_OBJECTIVE_
Determine the number of lines that contain the word "المكسورة", then state that number and nothing more.

......

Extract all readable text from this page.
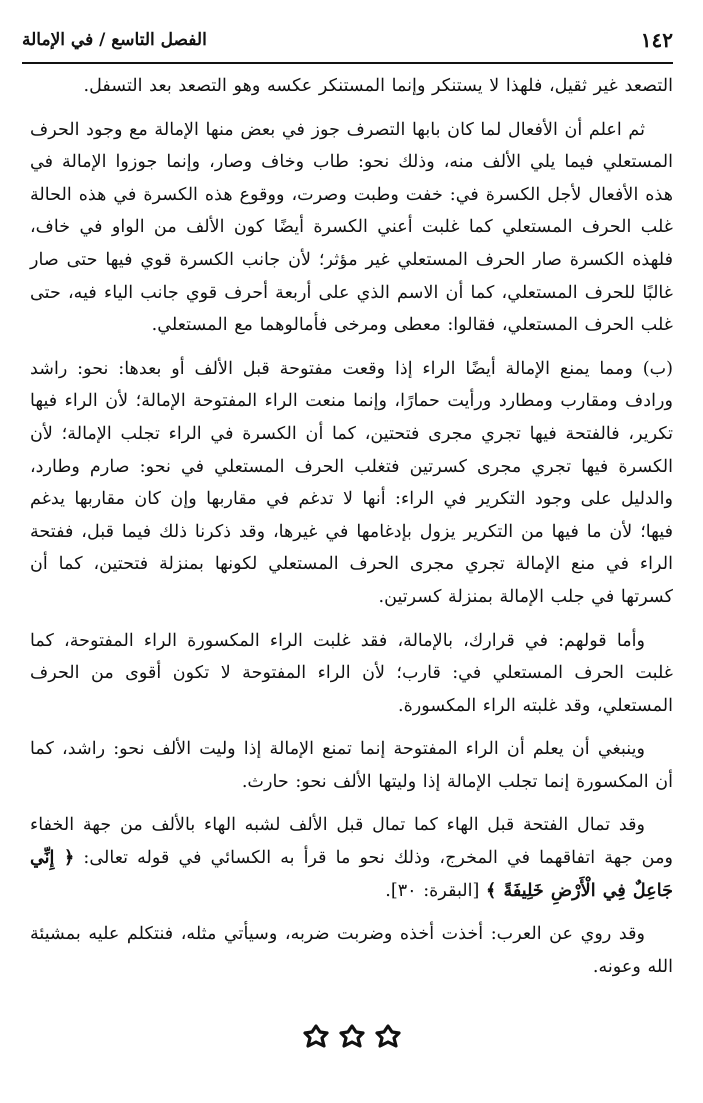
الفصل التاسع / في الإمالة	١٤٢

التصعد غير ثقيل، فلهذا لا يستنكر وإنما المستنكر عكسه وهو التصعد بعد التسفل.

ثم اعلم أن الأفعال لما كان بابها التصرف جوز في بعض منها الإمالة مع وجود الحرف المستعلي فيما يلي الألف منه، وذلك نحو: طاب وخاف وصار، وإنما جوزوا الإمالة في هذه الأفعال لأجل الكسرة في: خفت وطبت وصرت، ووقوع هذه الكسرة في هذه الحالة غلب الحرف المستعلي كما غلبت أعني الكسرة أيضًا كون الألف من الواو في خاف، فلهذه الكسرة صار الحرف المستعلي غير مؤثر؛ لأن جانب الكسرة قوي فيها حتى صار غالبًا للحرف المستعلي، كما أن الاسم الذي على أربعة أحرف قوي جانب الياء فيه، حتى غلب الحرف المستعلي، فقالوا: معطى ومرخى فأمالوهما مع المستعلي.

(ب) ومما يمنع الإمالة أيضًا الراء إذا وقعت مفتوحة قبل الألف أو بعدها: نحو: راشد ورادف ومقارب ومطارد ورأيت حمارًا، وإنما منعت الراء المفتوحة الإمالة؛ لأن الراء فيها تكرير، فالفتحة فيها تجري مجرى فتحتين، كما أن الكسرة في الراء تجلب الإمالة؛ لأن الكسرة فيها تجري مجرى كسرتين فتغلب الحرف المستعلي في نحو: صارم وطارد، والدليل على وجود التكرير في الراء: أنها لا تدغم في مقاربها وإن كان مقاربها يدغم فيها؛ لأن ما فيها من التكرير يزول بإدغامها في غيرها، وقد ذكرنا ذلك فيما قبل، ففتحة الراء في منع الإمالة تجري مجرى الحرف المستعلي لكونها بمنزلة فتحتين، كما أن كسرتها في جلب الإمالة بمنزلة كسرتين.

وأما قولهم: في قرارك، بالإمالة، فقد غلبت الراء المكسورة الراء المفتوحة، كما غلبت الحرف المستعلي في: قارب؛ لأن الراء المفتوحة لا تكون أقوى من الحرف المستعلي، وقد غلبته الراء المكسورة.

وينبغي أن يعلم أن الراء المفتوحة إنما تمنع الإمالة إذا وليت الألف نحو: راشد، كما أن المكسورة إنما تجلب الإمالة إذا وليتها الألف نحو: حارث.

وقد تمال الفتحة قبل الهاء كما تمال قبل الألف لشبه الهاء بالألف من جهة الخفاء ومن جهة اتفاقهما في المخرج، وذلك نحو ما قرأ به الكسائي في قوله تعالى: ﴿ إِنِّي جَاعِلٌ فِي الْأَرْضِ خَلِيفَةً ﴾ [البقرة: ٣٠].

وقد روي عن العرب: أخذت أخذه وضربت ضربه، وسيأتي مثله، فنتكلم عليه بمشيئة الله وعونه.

......

_WRITTEN SOLUTION_
2